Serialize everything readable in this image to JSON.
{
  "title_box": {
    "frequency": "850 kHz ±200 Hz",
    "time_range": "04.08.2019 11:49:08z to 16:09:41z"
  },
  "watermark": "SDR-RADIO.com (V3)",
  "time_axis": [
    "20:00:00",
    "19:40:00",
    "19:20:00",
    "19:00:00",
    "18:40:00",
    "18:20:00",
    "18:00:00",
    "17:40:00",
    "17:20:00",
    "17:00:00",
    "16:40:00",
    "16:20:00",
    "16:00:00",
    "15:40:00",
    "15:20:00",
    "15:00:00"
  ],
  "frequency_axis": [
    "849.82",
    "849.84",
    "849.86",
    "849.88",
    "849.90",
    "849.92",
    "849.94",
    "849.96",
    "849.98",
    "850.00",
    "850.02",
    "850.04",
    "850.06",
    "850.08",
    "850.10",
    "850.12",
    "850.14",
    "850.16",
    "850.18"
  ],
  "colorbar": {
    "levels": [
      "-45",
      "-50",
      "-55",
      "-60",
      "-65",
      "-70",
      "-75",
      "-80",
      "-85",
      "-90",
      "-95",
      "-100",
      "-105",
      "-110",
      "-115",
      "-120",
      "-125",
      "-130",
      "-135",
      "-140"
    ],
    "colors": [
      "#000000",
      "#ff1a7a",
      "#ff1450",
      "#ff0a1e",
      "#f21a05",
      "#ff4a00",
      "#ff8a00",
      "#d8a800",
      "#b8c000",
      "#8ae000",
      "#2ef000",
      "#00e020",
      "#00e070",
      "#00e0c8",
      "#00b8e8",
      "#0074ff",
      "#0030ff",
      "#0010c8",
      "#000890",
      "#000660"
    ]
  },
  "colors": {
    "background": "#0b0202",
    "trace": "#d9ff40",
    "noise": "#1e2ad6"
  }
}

§ **WRITTEN PROBLEM**:
Reproduce each entry from the records above, character for character.

§ **EXPECTED ANSWER**:
Serialize everything readable in this image to JSON.
{
  "title_box": {
    "frequency": "850 kHz ±200 Hz",
    "time_range": "04.08.2019 11:49:08z to 16:09:41z"
  },
  "watermark": "SDR-RADIO.com (V3)",
  "time_axis": [
    "20:00:00",
    "19:40:00",
    "19:20:00",
    "19:00:00",
    "18:40:00",
    "18:20:00",
    "18:00:00",
    "17:40:00",
    "17:20:00",
    "17:00:00",
    "16:40:00",
    "16:20:00",
    "16:00:00",
    "15:40:00",
    "15:20:00",
    "15:00:00"
  ],
  "frequency_axis": [
    "849.82",
    "849.84",
    "849.86",
    "849.88",
    "849.90",
    "849.92",
    "849.94",
    "849.96",
    "849.98",
    "850.00",
    "850.02",
    "850.04",
    "850.06",
    "850.08",
    "850.10",
    "850.12",
    "850.14",
    "850.16",
    "850.18"
  ],
  "colorbar": {
    "levels": [
      "-45",
      "-50",
      "-55",
      "-60",
      "-65",
      "-70",
      "-75",
      "-80",
      "-85",
      "-90",
      "-95",
      "-100",
      "-105",
      "-110",
      "-115",
      "-120",
      "-125",
      "-130",
      "-135",
      "-140"
    ],
    "colors": [
      "#000000",
      "#ff1a7a",
      "#ff1450",
      "#ff0a1e",
      "#f21a05",
      "#ff4a00",
      "#ff8a00",
      "#d8a800",
      "#b8c000",
      "#8ae000",
      "#2ef000",
      "#00e020",
      "#00e070",
      "#00e0c8",
      "#00b8e8",
      "#0074ff",
      "#0030ff",
      "#0010c8",
      "#000890",
      "#000660"
    ]
  },
  "colors": {
    "background": "#0b0202",
    "trace": "#d9ff40",
    "noise": "#1e2ad6"
  }
}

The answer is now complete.